──────── SUPPLIED RECORDS
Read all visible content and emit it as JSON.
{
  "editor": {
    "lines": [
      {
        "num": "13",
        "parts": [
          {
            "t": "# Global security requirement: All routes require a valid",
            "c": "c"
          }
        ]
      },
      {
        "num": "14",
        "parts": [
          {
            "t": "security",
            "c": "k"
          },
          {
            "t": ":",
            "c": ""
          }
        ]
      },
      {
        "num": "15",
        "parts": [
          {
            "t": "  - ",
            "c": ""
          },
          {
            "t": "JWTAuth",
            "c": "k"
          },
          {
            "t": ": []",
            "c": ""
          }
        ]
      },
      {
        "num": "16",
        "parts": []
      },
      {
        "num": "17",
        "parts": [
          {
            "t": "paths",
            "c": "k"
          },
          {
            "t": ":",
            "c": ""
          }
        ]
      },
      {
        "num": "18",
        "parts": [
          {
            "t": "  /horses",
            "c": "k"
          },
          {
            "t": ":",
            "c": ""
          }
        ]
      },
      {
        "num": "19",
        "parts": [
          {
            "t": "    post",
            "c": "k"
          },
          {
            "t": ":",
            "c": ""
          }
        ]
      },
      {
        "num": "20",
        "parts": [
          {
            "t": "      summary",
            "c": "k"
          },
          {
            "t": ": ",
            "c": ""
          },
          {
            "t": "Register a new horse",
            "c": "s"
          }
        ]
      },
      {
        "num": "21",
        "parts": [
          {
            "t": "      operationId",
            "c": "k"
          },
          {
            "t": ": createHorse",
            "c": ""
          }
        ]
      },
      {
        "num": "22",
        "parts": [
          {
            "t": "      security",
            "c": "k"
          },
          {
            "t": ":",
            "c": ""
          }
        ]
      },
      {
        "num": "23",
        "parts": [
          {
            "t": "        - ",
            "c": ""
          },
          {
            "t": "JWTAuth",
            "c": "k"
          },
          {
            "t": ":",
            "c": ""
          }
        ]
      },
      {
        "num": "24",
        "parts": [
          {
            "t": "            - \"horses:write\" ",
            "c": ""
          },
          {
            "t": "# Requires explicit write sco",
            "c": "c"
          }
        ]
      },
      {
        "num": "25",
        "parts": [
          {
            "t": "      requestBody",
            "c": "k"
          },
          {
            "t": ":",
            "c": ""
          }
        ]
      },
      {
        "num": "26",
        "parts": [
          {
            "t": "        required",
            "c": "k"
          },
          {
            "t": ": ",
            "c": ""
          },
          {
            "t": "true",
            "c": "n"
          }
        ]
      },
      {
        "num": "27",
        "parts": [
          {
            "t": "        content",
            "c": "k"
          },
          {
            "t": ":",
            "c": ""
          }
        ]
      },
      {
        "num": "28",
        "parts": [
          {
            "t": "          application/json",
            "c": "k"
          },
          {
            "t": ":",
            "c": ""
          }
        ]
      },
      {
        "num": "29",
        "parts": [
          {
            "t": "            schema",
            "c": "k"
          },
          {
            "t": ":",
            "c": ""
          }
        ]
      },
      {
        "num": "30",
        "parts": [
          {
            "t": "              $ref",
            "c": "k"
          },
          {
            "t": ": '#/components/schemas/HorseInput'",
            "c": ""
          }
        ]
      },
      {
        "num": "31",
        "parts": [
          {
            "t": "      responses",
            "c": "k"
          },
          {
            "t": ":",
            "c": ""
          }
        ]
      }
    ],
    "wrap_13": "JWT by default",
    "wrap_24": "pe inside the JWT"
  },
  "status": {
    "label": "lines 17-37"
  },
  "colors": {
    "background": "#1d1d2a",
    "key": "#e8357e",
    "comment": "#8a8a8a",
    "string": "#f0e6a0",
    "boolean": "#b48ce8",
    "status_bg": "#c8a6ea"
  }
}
────────────────
Give the count of lines in the listing that hold the word "write", with no other text.

2